- **TASK TO COMPLETE**: Retype the whole listing verbatim and keep the pictures out of it.

- **MATERIAL FOR THIS TASK**:
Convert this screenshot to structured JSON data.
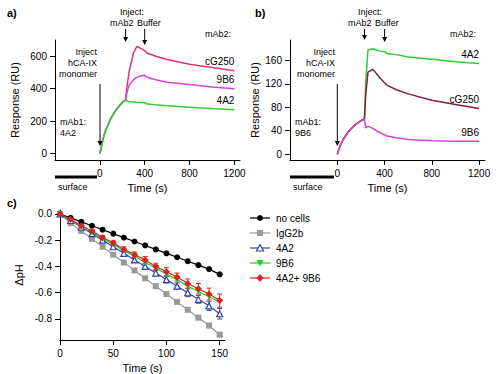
{
  "chart_data": [
    {
      "type": "line",
      "title": "a)",
      "xlabel": "Time (s)",
      "ylabel": "Response (RU)",
      "xlim": [
        -400,
        1250
      ],
      "xticks": [
        0,
        400,
        800,
        1200
      ],
      "ylim": [
        -40,
        700
      ],
      "yticks": [
        0,
        200,
        400,
        600
      ],
      "grid": false,
      "annotations": [
        "Inject\nhCA-IX\nmonomer",
        "Inject:",
        "mAb2",
        "Buffer",
        "mAb2:",
        "mAb1:\n4A2",
        "surface"
      ],
      "x": [
        0,
        25,
        50,
        100,
        150,
        200,
        230,
        240,
        260,
        300,
        330,
        360,
        400,
        420,
        500,
        600,
        800,
        1000,
        1200
      ],
      "series": [
        {
          "name": "cG250",
          "color": "#e8336a",
          "values": [
            0,
            80,
            140,
            220,
            275,
            315,
            330,
            400,
            500,
            620,
            660,
            650,
            635,
            620,
            600,
            580,
            550,
            530,
            510
          ]
        },
        {
          "name": "9B6",
          "color": "#d444d4",
          "values": [
            0,
            80,
            140,
            220,
            275,
            315,
            330,
            370,
            420,
            455,
            470,
            478,
            482,
            470,
            455,
            440,
            425,
            410,
            400
          ]
        },
        {
          "name": "4A2",
          "color": "#33cc33",
          "values": [
            0,
            80,
            140,
            220,
            275,
            315,
            330,
            325,
            320,
            318,
            316,
            315,
            313,
            305,
            300,
            295,
            285,
            277,
            270
          ]
        }
      ]
    },
    {
      "type": "line",
      "title": "b)",
      "xlabel": "Time (s)",
      "ylabel": "Response (RU)",
      "xlim": [
        -400,
        1250
      ],
      "xticks": [
        0,
        400,
        800,
        1200
      ],
      "ylim": [
        -10,
        195
      ],
      "yticks": [
        0,
        40,
        80,
        120,
        160
      ],
      "grid": false,
      "annotations": [
        "Inject\nhCA-IX\nmonomer",
        "Inject:",
        "mAb2",
        "Buffer",
        "mAb2:",
        "mAb1:\n9B6",
        "surface"
      ],
      "x": [
        0,
        25,
        50,
        100,
        150,
        200,
        230,
        240,
        260,
        300,
        330,
        360,
        400,
        420,
        500,
        600,
        800,
        1000,
        1200
      ],
      "series": [
        {
          "name": "4A2",
          "color": "#33cc33",
          "values": [
            0,
            15,
            25,
            40,
            50,
            57,
            60,
            120,
            178,
            180,
            178,
            176,
            175,
            172,
            170,
            166,
            162,
            158,
            155
          ]
        },
        {
          "name": "cG250",
          "color": "#8b1a3a",
          "values": [
            0,
            15,
            25,
            40,
            50,
            57,
            60,
            100,
            140,
            145,
            138,
            130,
            122,
            118,
            110,
            103,
            92,
            85,
            78
          ]
        },
        {
          "name": "9B6",
          "color": "#d444d4",
          "values": [
            0,
            15,
            25,
            40,
            50,
            57,
            60,
            45,
            48,
            44,
            40,
            37,
            33,
            31,
            28,
            25,
            23,
            22,
            22
          ]
        }
      ]
    },
    {
      "type": "line",
      "title": "c)",
      "xlabel": "Time (s)",
      "ylabel": "ΔpH",
      "xlim": [
        0,
        155
      ],
      "xticks": [
        0,
        50,
        100,
        150
      ],
      "ylim": [
        -0.96,
        0.03
      ],
      "yticks": [
        {
          "value": 0,
          "label": "0.0"
        },
        -0.2,
        -0.4,
        -0.6,
        -0.8
      ],
      "grid": false,
      "legend": "right",
      "x": [
        0,
        10,
        20,
        30,
        40,
        50,
        60,
        70,
        80,
        90,
        100,
        110,
        120,
        130,
        140,
        150
      ],
      "series": [
        {
          "name": "no cells",
          "color": "#000000",
          "marker": "circle",
          "values": [
            0,
            -0.03,
            -0.06,
            -0.09,
            -0.12,
            -0.15,
            -0.18,
            -0.21,
            -0.24,
            -0.27,
            -0.3,
            -0.33,
            -0.36,
            -0.39,
            -0.42,
            -0.46
          ]
        },
        {
          "name": "IgG2b",
          "color": "#999999",
          "marker": "square",
          "values": [
            0,
            -0.07,
            -0.13,
            -0.19,
            -0.25,
            -0.31,
            -0.37,
            -0.43,
            -0.49,
            -0.55,
            -0.61,
            -0.67,
            -0.73,
            -0.79,
            -0.85,
            -0.92
          ]
        },
        {
          "name": "4A2",
          "color": "#3344aa",
          "marker": "triangle-open",
          "values": [
            0,
            -0.05,
            -0.1,
            -0.15,
            -0.2,
            -0.25,
            -0.3,
            -0.35,
            -0.4,
            -0.45,
            -0.5,
            -0.55,
            -0.6,
            -0.65,
            -0.7,
            -0.76
          ],
          "errors": [
            0,
            0.005,
            0.005,
            0.01,
            0.01,
            0.015,
            0.015,
            0.02,
            0.02,
            0.02,
            0.025,
            0.025,
            0.03,
            0.03,
            0.035,
            0.04
          ]
        },
        {
          "name": "9B6",
          "color": "#22cc22",
          "marker": "triangle-down",
          "values": [
            0,
            -0.05,
            -0.1,
            -0.14,
            -0.19,
            -0.23,
            -0.28,
            -0.32,
            -0.37,
            -0.41,
            -0.46,
            -0.5,
            -0.55,
            -0.59,
            -0.63,
            -0.67
          ]
        },
        {
          "name": "4A2+ 9B6",
          "color": "#dd2222",
          "marker": "diamond",
          "values": [
            0,
            -0.04,
            -0.09,
            -0.13,
            -0.18,
            -0.22,
            -0.27,
            -0.31,
            -0.35,
            -0.4,
            -0.44,
            -0.48,
            -0.53,
            -0.57,
            -0.61,
            -0.66
          ],
          "errors": [
            0,
            0.005,
            0.01,
            0.01,
            0.015,
            0.015,
            0.02,
            0.02,
            0.025,
            0.025,
            0.03,
            0.03,
            0.035,
            0.04,
            0.045,
            0.05
          ]
        }
      ]
    }
  ]
}
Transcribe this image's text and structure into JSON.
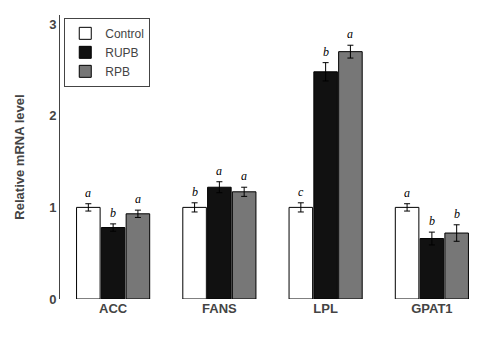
{
  "chart_data": {
    "type": "bar",
    "categories": [
      "ACC",
      "FANS",
      "LPL",
      "GPAT1"
    ],
    "series": [
      {
        "name": "Control",
        "color": "#ffffff",
        "values": [
          1.0,
          1.0,
          1.0,
          1.0
        ],
        "errors": [
          0.04,
          0.05,
          0.05,
          0.04
        ],
        "significance_labels": [
          "a",
          "b",
          "c",
          "a"
        ]
      },
      {
        "name": "RUPB",
        "color": "#111111",
        "values": [
          0.78,
          1.22,
          2.48,
          0.66
        ],
        "errors": [
          0.04,
          0.06,
          0.1,
          0.07
        ],
        "significance_labels": [
          "b",
          "a",
          "b",
          "b"
        ]
      },
      {
        "name": "RPB",
        "color": "#777777",
        "values": [
          0.93,
          1.17,
          2.7,
          0.72
        ],
        "errors": [
          0.04,
          0.05,
          0.07,
          0.09
        ],
        "significance_labels": [
          "a",
          "a",
          "a",
          "b"
        ]
      }
    ],
    "ylabel": "Relative mRNA level",
    "ylim": [
      0,
      3.1
    ],
    "yticks": [
      0,
      1,
      2,
      3
    ],
    "legend": "upper left",
    "grid": false
  }
}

- **SOLUTION TO THE EXERCISE**:
Convert this screenshot to structured JSON data.
{
  "chart_data": [
    {
      "type": "line",
      "title": "a)",
      "xlabel": "Time (s)",
      "ylabel": "Response (RU)",
      "xlim": [
        -400,
        1250
      ],
      "xticks": [
        0,
        400,
        800,
        1200
      ],
      "ylim": [
        -40,
        700
      ],
      "yticks": [
        0,
        200,
        400,
        600
      ],
      "grid": false,
      "annotations": [
        "Inject\nhCA-IX\nmonomer",
        "Inject:",
        "mAb2",
        "Buffer",
        "mAb2:",
        "mAb1:\n4A2",
        "surface"
      ],
      "x": [
        0,
        25,
        50,
        100,
        150,
        200,
        230,
        240,
        260,
        300,
        330,
        360,
        400,
        420,
        500,
        600,
        800,
        1000,
        1200
      ],
      "series": [
        {
          "name": "cG250",
          "color": "#e8336a",
          "values": [
            0,
            80,
            140,
            220,
            275,
            315,
            330,
            400,
            500,
            620,
            660,
            650,
            635,
            620,
            600,
            580,
            550,
            530,
            510
          ]
        },
        {
          "name": "9B6",
          "color": "#d444d4",
          "values": [
            0,
            80,
            140,
            220,
            275,
            315,
            330,
            370,
            420,
            455,
            470,
            478,
            482,
            470,
            455,
            440,
            425,
            410,
            400
          ]
        },
        {
          "name": "4A2",
          "color": "#33cc33",
          "values": [
            0,
            80,
            140,
            220,
            275,
            315,
            330,
            325,
            320,
            318,
            316,
            315,
            313,
            305,
            300,
            295,
            285,
            277,
            270
          ]
        }
      ]
    },
    {
      "type": "line",
      "title": "b)",
      "xlabel": "Time (s)",
      "ylabel": "Response (RU)",
      "xlim": [
        -400,
        1250
      ],
      "xticks": [
        0,
        400,
        800,
        1200
      ],
      "ylim": [
        -10,
        195
      ],
      "yticks": [
        0,
        40,
        80,
        120,
        160
      ],
      "grid": false,
      "annotations": [
        "Inject\nhCA-IX\nmonomer",
        "Inject:",
        "mAb2",
        "Buffer",
        "mAb2:",
        "mAb1:\n9B6",
        "surface"
      ],
      "x": [
        0,
        25,
        50,
        100,
        150,
        200,
        230,
        240,
        260,
        300,
        330,
        360,
        400,
        420,
        500,
        600,
        800,
        1000,
        1200
      ],
      "series": [
        {
          "name": "4A2",
          "color": "#33cc33",
          "values": [
            0,
            15,
            25,
            40,
            50,
            57,
            60,
            120,
            178,
            180,
            178,
            176,
            175,
            172,
            170,
            166,
            162,
            158,
            155
          ]
        },
        {
          "name": "cG250",
          "color": "#8b1a3a",
          "values": [
            0,
            15,
            25,
            40,
            50,
            57,
            60,
            100,
            140,
            145,
            138,
            130,
            122,
            118,
            110,
            103,
            92,
            85,
            78
          ]
        },
        {
          "name": "9B6",
          "color": "#d444d4",
          "values": [
            0,
            15,
            25,
            40,
            50,
            57,
            60,
            45,
            48,
            44,
            40,
            37,
            33,
            31,
            28,
            25,
            23,
            22,
            22
          ]
        }
      ]
    },
    {
      "type": "line",
      "title": "c)",
      "xlabel": "Time (s)",
      "ylabel": "ΔpH",
      "xlim": [
        0,
        155
      ],
      "xticks": [
        0,
        50,
        100,
        150
      ],
      "ylim": [
        -0.96,
        0.03
      ],
      "yticks": [
        {
          "value": 0,
          "label": "0.0"
        },
        -0.2,
        -0.4,
        -0.6,
        -0.8
      ],
      "grid": false,
      "legend": "right",
      "x": [
        0,
        10,
        20,
        30,
        40,
        50,
        60,
        70,
        80,
        90,
        100,
        110,
        120,
        130,
        140,
        150
      ],
      "series": [
        {
          "name": "no cells",
          "color": "#000000",
          "marker": "circle",
          "values": [
            0,
            -0.03,
            -0.06,
            -0.09,
            -0.12,
            -0.15,
            -0.18,
            -0.21,
            -0.24,
            -0.27,
            -0.3,
            -0.33,
            -0.36,
            -0.39,
            -0.42,
            -0.46
          ]
        },
        {
          "name": "IgG2b",
          "color": "#999999",
          "marker": "square",
          "values": [
            0,
            -0.07,
            -0.13,
            -0.19,
            -0.25,
            -0.31,
            -0.37,
            -0.43,
            -0.49,
            -0.55,
            -0.61,
            -0.67,
            -0.73,
            -0.79,
            -0.85,
            -0.92
          ]
        },
        {
          "name": "4A2",
          "color": "#3344aa",
          "marker": "triangle-open",
          "values": [
            0,
            -0.05,
            -0.1,
            -0.15,
            -0.2,
            -0.25,
            -0.3,
            -0.35,
            -0.4,
            -0.45,
            -0.5,
            -0.55,
            -0.6,
            -0.65,
            -0.7,
            -0.76
          ],
          "errors": [
            0,
            0.005,
            0.005,
            0.01,
            0.01,
            0.015,
            0.015,
            0.02,
            0.02,
            0.02,
            0.025,
            0.025,
            0.03,
            0.03,
            0.035,
            0.04
          ]
        },
        {
          "name": "9B6",
          "color": "#22cc22",
          "marker": "triangle-down",
          "values": [
            0,
            -0.05,
            -0.1,
            -0.14,
            -0.19,
            -0.23,
            -0.28,
            -0.32,
            -0.37,
            -0.41,
            -0.46,
            -0.5,
            -0.55,
            -0.59,
            -0.63,
            -0.67
          ]
        },
        {
          "name": "4A2+ 9B6",
          "color": "#dd2222",
          "marker": "diamond",
          "values": [
            0,
            -0.04,
            -0.09,
            -0.13,
            -0.18,
            -0.22,
            -0.27,
            -0.31,
            -0.35,
            -0.4,
            -0.44,
            -0.48,
            -0.53,
            -0.57,
            -0.61,
            -0.66
          ],
          "errors": [
            0,
            0.005,
            0.01,
            0.01,
            0.015,
            0.015,
            0.02,
            0.02,
            0.025,
            0.025,
            0.03,
            0.03,
            0.035,
            0.04,
            0.045,
            0.05
          ]
        }
      ]
    }
  ]
}
Transcribe this image's text and structure into JSON.
{
  "chart_data": {
    "type": "bar",
    "categories": [
      "ACC",
      "FANS",
      "LPL",
      "GPAT1"
    ],
    "series": [
      {
        "name": "Control",
        "color": "#ffffff",
        "values": [
          1.0,
          1.0,
          1.0,
          1.0
        ],
        "errors": [
          0.04,
          0.05,
          0.05,
          0.04
        ],
        "significance_labels": [
          "a",
          "b",
          "c",
          "a"
        ]
      },
      {
        "name": "RUPB",
        "color": "#111111",
        "values": [
          0.78,
          1.22,
          2.48,
          0.66
        ],
        "errors": [
          0.04,
          0.06,
          0.1,
          0.07
        ],
        "significance_labels": [
          "b",
          "a",
          "b",
          "b"
        ]
      },
      {
        "name": "RPB",
        "color": "#777777",
        "values": [
          0.93,
          1.17,
          2.7,
          0.72
        ],
        "errors": [
          0.04,
          0.05,
          0.07,
          0.09
        ],
        "significance_labels": [
          "a",
          "a",
          "a",
          "b"
        ]
      }
    ],
    "ylabel": "Relative mRNA level",
    "ylim": [
      0,
      3.1
    ],
    "yticks": [
      0,
      1,
      2,
      3
    ],
    "legend": "upper left",
    "grid": false
  }
}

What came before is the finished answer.